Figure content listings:
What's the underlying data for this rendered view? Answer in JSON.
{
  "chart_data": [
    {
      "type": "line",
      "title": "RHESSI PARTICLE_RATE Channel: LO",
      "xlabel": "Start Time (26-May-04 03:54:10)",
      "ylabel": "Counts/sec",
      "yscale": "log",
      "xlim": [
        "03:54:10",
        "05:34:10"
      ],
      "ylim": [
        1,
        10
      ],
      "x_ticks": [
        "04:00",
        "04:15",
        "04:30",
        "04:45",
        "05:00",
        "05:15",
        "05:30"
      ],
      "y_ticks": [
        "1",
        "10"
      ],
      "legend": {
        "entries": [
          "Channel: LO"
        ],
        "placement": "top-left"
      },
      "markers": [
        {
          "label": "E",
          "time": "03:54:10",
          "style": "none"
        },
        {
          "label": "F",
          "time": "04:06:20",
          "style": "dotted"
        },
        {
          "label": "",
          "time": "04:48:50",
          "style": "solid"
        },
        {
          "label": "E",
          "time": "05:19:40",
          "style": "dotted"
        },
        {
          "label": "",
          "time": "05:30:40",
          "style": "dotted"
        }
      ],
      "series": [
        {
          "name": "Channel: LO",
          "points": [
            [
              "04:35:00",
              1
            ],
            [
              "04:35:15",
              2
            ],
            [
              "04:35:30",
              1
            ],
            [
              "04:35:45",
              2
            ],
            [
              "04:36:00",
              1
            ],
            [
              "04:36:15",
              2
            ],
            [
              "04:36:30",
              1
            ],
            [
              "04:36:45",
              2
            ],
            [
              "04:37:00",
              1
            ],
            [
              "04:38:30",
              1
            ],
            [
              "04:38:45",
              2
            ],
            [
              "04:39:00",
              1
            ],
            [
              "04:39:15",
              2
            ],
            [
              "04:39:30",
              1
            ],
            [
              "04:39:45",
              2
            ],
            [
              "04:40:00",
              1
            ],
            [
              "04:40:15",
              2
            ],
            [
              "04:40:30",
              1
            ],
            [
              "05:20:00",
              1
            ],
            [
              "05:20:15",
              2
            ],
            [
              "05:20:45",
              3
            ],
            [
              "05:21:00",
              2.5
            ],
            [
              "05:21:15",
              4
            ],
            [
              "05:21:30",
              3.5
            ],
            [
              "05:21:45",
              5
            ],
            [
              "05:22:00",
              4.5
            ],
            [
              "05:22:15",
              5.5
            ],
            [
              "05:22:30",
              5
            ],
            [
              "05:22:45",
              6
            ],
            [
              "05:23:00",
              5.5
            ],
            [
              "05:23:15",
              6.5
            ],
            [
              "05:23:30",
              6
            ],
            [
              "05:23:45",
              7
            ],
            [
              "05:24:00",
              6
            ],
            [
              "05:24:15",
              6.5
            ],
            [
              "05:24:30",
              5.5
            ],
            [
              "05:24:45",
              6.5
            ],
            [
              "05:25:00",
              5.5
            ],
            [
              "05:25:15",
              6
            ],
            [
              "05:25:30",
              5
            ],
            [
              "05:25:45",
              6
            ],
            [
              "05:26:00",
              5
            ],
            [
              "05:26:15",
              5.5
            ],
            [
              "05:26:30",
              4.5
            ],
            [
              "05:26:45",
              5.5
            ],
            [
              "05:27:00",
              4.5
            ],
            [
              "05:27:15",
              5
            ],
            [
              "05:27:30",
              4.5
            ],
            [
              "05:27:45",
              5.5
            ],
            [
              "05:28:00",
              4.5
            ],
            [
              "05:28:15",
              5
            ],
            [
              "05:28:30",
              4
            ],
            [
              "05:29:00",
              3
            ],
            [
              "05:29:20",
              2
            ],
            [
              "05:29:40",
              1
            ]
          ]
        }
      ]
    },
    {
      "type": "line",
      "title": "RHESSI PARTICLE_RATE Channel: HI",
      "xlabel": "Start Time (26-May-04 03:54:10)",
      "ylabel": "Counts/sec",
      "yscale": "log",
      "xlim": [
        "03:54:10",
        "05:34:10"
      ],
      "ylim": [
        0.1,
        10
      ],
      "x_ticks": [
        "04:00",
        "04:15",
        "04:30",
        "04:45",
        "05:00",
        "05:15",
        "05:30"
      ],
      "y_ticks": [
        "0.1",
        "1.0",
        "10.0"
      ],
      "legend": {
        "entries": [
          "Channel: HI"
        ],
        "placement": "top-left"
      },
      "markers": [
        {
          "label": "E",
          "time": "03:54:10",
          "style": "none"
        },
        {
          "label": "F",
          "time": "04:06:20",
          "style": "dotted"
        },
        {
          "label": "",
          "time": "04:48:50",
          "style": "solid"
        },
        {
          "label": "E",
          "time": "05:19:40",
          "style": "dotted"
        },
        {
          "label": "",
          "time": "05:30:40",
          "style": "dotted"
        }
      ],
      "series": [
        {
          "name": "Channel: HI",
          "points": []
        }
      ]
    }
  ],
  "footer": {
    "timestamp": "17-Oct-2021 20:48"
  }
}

AIM OF THE TASK:
Among the records above, find each line holding the string "title" and pull it out.

EXERCISE OUTPUT:
      "title": "RHESSI PARTICLE_RATE Channel: LO",
      "title": "RHESSI PARTICLE_RATE Channel: HI",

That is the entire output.